Aim:
Copy all lines holding the word "솔로몬의" from the entries.

Data excerpts:
⟨
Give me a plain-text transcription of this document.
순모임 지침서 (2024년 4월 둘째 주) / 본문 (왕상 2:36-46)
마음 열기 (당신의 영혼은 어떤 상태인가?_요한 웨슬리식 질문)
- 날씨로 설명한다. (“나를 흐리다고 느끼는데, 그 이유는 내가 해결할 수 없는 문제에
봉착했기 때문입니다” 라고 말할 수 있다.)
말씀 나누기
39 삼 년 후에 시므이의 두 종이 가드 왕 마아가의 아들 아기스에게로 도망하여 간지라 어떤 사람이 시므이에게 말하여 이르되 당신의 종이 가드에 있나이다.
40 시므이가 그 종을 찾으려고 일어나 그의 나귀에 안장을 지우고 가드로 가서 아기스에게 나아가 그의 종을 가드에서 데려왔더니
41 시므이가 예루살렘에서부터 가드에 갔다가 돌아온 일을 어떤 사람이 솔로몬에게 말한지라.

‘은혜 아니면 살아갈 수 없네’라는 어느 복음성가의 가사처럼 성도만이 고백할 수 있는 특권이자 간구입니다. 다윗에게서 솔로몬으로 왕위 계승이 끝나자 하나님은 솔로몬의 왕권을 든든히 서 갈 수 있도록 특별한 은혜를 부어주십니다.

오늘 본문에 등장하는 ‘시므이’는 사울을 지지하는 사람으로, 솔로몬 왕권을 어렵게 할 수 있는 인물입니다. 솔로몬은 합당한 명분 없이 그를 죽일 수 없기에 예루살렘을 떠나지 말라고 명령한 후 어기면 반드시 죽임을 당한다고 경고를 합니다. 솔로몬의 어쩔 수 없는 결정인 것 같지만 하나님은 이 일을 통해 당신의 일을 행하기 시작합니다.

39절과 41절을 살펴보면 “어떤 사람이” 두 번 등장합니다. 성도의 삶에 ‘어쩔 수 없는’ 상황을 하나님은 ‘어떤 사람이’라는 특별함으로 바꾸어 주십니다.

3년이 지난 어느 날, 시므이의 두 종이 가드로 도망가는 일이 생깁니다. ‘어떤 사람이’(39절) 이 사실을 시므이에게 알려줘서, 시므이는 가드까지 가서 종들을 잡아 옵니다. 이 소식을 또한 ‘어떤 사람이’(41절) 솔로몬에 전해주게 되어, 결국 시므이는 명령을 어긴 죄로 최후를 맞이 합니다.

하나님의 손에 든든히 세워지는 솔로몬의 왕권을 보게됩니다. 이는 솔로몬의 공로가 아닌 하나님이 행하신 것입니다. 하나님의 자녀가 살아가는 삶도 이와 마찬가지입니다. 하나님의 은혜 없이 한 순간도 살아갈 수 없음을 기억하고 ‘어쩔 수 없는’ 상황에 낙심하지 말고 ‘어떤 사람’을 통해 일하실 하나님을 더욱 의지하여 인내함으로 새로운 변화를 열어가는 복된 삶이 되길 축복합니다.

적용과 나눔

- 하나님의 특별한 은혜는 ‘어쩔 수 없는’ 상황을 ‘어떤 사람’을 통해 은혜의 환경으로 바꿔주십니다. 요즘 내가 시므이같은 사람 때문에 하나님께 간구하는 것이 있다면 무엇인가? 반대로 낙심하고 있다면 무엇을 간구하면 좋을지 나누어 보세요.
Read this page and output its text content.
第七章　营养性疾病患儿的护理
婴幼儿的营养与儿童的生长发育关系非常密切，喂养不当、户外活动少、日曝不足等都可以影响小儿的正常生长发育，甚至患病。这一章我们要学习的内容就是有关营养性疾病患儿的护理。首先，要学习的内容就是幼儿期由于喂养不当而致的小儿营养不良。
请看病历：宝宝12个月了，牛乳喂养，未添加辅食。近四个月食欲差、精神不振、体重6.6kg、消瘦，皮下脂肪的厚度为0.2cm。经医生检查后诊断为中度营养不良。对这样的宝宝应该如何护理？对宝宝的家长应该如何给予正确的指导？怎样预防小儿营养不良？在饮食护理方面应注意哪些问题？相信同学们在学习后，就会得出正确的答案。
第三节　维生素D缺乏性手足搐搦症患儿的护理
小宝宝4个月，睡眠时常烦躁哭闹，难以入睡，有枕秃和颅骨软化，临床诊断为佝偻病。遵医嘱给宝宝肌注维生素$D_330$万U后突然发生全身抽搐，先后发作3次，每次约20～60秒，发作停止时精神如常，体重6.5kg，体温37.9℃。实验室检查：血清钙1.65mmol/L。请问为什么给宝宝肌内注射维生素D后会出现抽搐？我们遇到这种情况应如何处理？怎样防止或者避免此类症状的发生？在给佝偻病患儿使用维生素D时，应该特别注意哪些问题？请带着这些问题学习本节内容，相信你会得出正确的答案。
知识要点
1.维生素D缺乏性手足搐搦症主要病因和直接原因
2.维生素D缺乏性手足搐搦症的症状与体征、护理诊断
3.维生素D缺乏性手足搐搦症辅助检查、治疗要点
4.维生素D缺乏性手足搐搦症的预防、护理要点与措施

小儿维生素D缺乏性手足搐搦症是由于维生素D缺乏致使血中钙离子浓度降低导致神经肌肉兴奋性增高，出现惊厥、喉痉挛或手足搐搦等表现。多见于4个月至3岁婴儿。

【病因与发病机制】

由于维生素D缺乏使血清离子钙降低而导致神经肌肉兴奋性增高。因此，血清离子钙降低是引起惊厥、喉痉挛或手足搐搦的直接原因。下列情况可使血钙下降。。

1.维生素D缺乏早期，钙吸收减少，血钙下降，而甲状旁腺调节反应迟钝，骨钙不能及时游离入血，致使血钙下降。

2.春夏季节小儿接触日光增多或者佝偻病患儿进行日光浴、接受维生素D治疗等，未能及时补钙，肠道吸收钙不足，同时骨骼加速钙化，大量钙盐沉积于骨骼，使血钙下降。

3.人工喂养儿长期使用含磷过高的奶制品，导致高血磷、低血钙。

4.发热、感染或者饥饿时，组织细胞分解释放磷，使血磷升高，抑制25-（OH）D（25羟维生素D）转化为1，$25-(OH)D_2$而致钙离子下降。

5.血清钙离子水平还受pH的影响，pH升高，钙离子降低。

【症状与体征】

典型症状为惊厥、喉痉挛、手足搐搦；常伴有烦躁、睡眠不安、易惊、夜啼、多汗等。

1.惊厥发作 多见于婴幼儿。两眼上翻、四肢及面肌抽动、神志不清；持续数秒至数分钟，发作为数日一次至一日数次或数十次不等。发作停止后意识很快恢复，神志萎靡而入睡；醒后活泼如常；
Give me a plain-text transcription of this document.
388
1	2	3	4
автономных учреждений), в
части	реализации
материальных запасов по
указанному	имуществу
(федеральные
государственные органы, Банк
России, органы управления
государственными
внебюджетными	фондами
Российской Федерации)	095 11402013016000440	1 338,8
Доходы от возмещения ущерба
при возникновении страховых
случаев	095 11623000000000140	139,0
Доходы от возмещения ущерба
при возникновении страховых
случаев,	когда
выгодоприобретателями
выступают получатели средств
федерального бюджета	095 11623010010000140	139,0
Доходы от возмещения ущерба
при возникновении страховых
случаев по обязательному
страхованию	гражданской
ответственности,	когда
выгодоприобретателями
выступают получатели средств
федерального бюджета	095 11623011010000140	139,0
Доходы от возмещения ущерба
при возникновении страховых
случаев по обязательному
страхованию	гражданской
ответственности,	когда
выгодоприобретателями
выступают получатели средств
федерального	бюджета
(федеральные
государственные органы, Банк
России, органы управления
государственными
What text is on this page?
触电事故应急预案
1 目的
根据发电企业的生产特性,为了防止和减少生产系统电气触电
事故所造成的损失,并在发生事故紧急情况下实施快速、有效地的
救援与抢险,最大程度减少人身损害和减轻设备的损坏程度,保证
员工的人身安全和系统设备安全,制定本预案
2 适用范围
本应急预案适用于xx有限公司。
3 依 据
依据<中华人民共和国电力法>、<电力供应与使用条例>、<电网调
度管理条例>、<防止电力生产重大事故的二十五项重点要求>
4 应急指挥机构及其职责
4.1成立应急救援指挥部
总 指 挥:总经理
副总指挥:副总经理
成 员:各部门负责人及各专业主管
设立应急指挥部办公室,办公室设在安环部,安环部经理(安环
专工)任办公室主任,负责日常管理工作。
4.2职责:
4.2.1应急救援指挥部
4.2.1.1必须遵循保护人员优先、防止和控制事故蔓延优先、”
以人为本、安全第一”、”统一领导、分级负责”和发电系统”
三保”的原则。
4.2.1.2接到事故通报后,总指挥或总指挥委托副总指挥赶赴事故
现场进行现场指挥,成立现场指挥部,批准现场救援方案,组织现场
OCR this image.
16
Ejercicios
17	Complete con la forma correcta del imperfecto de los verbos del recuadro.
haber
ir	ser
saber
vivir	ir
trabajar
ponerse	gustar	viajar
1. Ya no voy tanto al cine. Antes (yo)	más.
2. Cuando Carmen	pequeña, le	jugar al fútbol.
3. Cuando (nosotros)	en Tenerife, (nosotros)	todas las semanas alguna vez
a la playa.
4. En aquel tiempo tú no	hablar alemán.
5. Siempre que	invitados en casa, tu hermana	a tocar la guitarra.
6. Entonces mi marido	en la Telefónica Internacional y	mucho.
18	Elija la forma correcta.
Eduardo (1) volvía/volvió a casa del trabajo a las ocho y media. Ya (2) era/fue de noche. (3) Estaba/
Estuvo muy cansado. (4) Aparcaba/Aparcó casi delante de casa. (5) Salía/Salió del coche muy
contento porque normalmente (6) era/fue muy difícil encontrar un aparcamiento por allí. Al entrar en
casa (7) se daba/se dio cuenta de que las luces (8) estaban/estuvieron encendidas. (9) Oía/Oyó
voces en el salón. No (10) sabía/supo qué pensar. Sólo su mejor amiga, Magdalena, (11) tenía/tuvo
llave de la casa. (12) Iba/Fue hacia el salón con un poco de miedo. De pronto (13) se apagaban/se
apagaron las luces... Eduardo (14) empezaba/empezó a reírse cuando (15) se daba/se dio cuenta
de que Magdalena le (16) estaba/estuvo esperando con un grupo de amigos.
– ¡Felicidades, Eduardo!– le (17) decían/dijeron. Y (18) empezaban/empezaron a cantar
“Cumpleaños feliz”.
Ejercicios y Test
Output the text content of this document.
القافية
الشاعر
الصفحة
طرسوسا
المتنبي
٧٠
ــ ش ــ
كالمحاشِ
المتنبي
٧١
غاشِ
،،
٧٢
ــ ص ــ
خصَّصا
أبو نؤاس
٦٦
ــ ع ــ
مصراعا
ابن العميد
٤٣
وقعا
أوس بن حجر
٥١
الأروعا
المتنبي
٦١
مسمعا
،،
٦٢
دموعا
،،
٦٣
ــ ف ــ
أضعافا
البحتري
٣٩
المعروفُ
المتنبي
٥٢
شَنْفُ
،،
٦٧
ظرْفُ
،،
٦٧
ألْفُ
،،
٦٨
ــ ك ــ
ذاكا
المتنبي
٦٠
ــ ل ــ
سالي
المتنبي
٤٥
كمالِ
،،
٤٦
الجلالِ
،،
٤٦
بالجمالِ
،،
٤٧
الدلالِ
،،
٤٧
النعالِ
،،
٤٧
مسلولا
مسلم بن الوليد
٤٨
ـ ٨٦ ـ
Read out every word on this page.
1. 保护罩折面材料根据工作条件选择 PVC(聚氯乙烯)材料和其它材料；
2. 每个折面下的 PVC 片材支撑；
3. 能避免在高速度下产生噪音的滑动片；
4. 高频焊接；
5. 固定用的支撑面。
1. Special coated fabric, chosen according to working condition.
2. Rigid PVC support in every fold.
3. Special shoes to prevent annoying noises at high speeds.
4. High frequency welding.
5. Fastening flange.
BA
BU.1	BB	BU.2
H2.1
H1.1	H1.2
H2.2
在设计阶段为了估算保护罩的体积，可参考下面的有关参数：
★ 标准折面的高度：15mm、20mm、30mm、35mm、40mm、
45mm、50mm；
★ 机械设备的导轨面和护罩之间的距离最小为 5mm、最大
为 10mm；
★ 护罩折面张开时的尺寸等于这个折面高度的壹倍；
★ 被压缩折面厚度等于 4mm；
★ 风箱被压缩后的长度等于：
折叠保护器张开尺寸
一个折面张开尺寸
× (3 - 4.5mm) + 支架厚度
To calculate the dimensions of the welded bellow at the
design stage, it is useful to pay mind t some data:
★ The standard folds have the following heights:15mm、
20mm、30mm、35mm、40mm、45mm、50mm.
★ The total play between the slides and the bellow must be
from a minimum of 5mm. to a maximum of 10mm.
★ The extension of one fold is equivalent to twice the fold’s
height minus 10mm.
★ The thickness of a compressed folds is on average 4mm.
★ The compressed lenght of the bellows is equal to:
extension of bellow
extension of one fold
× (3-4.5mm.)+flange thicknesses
⟩
Solved problem:
‘은혜 아니면 살아갈 수 없네’라는 어느 복음성가의 가사처럼 성도만이 고백할 수 있는 특권이자 간구입니다. 다윗에게서 솔로몬으로 왕위 계승이 끝나자 하나님은 솔로몬의 왕권을 든든히 서 갈 수 있도록 특별한 은혜를 부어주십니다.
오늘 본문에 등장하는 ‘시므이’는 사울을 지지하는 사람으로, 솔로몬 왕권을 어렵게 할 수 있는 인물입니다. 솔로몬은 합당한 명분 없이 그를 죽일 수 없기에 예루살렘을 떠나지 말라고 명령한 후 어기면 반드시 죽임을 당한다고 경고를 합니다. 솔로몬의 어쩔 수 없는 결정인 것 같지만 하나님은 이 일을 통해 당신의 일을 행하기 시작합니다.
하나님의 손에 든든히 세워지는 솔로몬의 왕권을 보게됩니다. 이는 솔로몬의 공로가 아닌 하나님이 행하신 것입니다. 하나님의 자녀가 살아가는 삶도 이와 마찬가지입니다. 하나님의 은혜 없이 한 순간도 살아갈 수 없음을 기억하고 ‘어쩔 수 없는’ 상황에 낙심하지 말고 ‘어떤 사람’을 통해 일하실 하나님을 더욱 의지하여 인내함으로 새로운 변화를 열어가는 복된 삶이 되길 축복합니다.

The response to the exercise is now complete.